### WHAT THE TASK ASKS
Render as a numbered list the lines in the entries below, from the line with "legend-swatch — [1710, 89, 1727, 106]" up to and including the line with "x-tick-label: -0.20% — [311, 409, 399, 438]", leaving out any blank lines.

Begin DATA SUPPLIED

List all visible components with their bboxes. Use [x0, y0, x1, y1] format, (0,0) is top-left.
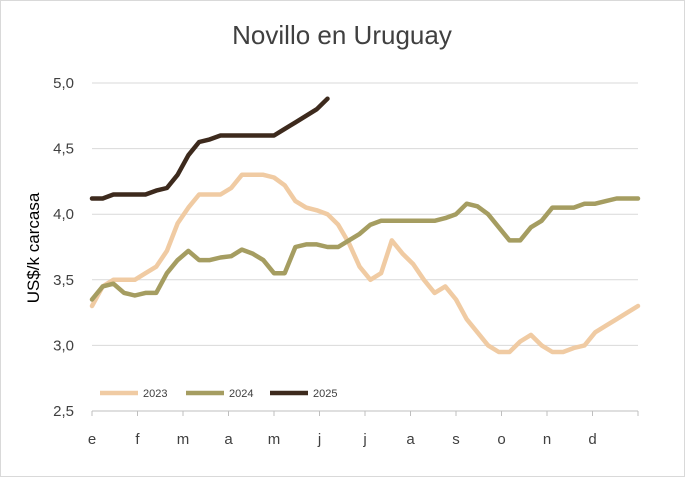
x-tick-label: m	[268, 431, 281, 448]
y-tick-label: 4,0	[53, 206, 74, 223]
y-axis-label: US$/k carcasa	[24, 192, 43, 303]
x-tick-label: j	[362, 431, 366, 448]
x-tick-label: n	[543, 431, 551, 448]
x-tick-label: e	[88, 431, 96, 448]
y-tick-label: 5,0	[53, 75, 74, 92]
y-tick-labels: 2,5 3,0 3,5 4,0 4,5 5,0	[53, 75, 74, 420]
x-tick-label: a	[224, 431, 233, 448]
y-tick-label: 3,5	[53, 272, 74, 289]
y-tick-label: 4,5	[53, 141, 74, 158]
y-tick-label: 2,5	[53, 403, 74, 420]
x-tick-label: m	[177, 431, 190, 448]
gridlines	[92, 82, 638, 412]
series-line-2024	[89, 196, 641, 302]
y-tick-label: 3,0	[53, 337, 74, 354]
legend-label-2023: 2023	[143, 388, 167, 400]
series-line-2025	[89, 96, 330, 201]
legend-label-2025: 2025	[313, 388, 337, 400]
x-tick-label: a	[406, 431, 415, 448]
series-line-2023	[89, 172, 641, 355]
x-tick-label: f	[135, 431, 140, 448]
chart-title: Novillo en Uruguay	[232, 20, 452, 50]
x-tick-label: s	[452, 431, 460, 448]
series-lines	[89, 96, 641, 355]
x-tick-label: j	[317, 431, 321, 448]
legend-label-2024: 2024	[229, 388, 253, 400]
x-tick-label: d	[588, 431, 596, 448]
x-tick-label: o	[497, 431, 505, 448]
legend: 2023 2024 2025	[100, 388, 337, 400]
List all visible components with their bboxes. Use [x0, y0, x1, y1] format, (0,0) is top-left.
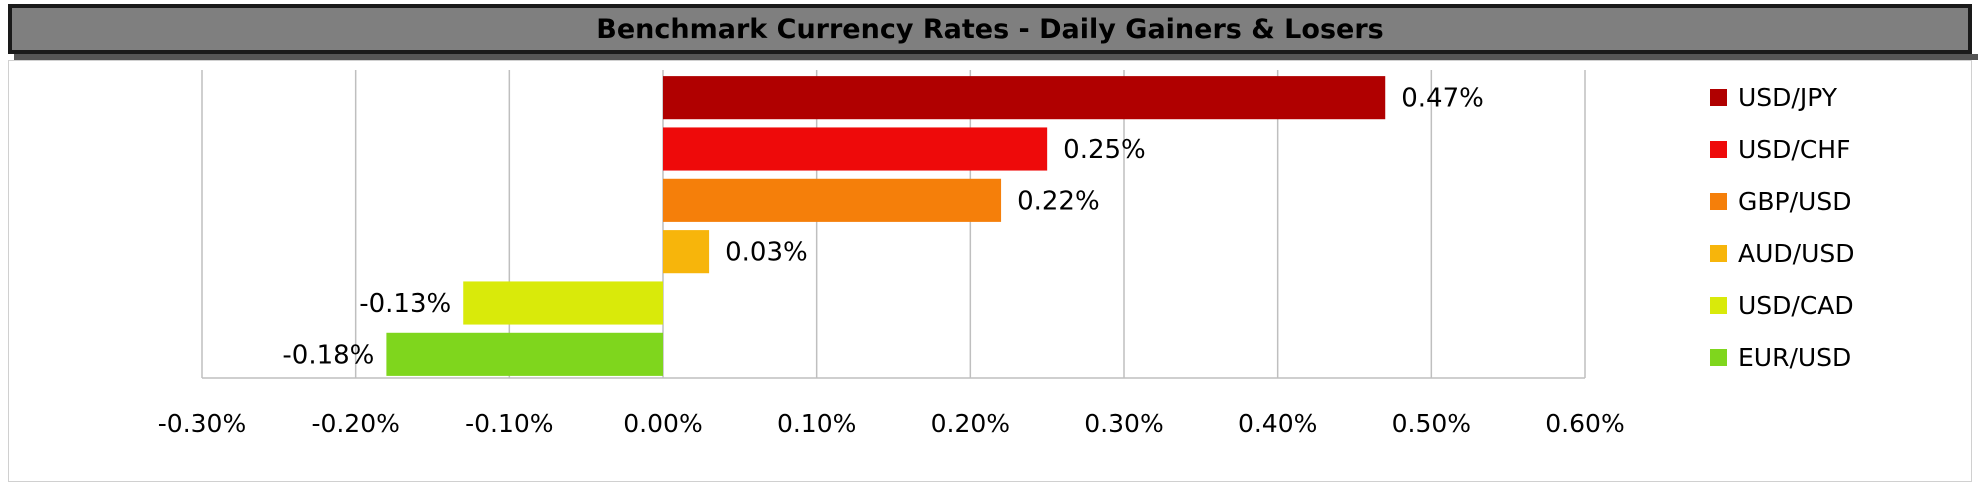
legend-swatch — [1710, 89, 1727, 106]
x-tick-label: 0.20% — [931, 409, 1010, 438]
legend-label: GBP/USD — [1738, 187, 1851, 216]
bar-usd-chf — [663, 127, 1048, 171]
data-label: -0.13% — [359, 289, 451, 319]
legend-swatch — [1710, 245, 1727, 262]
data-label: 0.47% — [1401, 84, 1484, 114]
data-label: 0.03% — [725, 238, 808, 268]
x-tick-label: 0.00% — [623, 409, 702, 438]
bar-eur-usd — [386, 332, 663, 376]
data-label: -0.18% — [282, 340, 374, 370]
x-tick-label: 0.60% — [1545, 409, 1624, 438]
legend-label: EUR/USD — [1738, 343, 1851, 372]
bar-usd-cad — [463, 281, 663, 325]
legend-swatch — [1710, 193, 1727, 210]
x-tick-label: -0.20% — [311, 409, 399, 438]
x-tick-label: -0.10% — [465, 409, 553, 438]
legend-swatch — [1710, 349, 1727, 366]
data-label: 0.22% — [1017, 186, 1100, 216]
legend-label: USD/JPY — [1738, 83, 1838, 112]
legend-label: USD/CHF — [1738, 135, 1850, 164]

End DATA SUPPLIED

### THE SOLUTION
1. legend-swatch — [1710, 89, 1727, 106]
2. x-tick-label: 0.20% — [931, 409, 1010, 438]
3. legend-label: GBP/USD — [1738, 187, 1851, 216]
4. bar-usd-chf — [663, 127, 1048, 171]
5. data-label: -0.13% — [359, 289, 451, 319]
6. legend-swatch — [1710, 245, 1727, 262]
7. data-label: 0.47% — [1401, 84, 1484, 114]
8. data-label: 0.03% — [725, 238, 808, 268]
9. x-tick-label: 0.00% — [623, 409, 702, 438]
10. bar-eur-usd — [386, 332, 663, 376]
11. data-label: -0.18% — [282, 340, 374, 370]
12. x-tick-label: 0.60% — [1545, 409, 1624, 438]
13. legend-label: EUR/USD — [1738, 343, 1851, 372]
14. bar-usd-cad — [463, 281, 663, 325]
15. legend-swatch — [1710, 193, 1727, 210]
16. x-tick-label: -0.20% — [311, 409, 399, 438]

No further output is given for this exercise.